Written task: Print each of the entries exactly, leaving nothing out.
**** Data entries
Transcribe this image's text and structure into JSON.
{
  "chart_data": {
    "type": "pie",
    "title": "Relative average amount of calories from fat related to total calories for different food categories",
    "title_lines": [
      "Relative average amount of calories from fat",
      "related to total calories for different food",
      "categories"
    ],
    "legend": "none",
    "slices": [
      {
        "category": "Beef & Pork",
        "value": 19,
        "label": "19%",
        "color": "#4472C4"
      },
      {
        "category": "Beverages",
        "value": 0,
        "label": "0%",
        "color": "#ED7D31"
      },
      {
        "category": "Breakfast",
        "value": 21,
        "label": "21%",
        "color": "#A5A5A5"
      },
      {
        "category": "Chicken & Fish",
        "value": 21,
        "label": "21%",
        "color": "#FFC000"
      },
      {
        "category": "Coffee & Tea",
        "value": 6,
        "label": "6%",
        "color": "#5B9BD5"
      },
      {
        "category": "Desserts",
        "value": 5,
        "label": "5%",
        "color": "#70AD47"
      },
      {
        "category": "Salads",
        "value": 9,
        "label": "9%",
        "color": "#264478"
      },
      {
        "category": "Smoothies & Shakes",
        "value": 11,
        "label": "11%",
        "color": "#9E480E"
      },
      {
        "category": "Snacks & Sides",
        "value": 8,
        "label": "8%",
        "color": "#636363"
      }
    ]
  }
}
********
Solution for this exercise:
Transcribe this image's text and structure into JSON.
{
  "chart_data": {
    "type": "pie",
    "title": "Relative average amount of calories from fat related to total calories for different food categories",
    "title_lines": [
      "Relative average amount of calories from fat",
      "related to total calories for different food",
      "categories"
    ],
    "legend": "none",
    "slices": [
      {
        "category": "Beef & Pork",
        "value": 19,
        "label": "19%",
        "color": "#4472C4"
      },
      {
        "category": "Beverages",
        "value": 0,
        "label": "0%",
        "color": "#ED7D31"
      },
      {
        "category": "Breakfast",
        "value": 21,
        "label": "21%",
        "color": "#A5A5A5"
      },
      {
        "category": "Chicken & Fish",
        "value": 21,
        "label": "21%",
        "color": "#FFC000"
      },
      {
        "category": "Coffee & Tea",
        "value": 6,
        "label": "6%",
        "color": "#5B9BD5"
      },
      {
        "category": "Desserts",
        "value": 5,
        "label": "5%",
        "color": "#70AD47"
      },
      {
        "category": "Salads",
        "value": 9,
        "label": "9%",
        "color": "#264478"
      },
      {
        "category": "Smoothies & Shakes",
        "value": 11,
        "label": "11%",
        "color": "#9E480E"
      },
      {
        "category": "Snacks & Sides",
        "value": 8,
        "label": "8%",
        "color": "#636363"
      }
    ]
  }
}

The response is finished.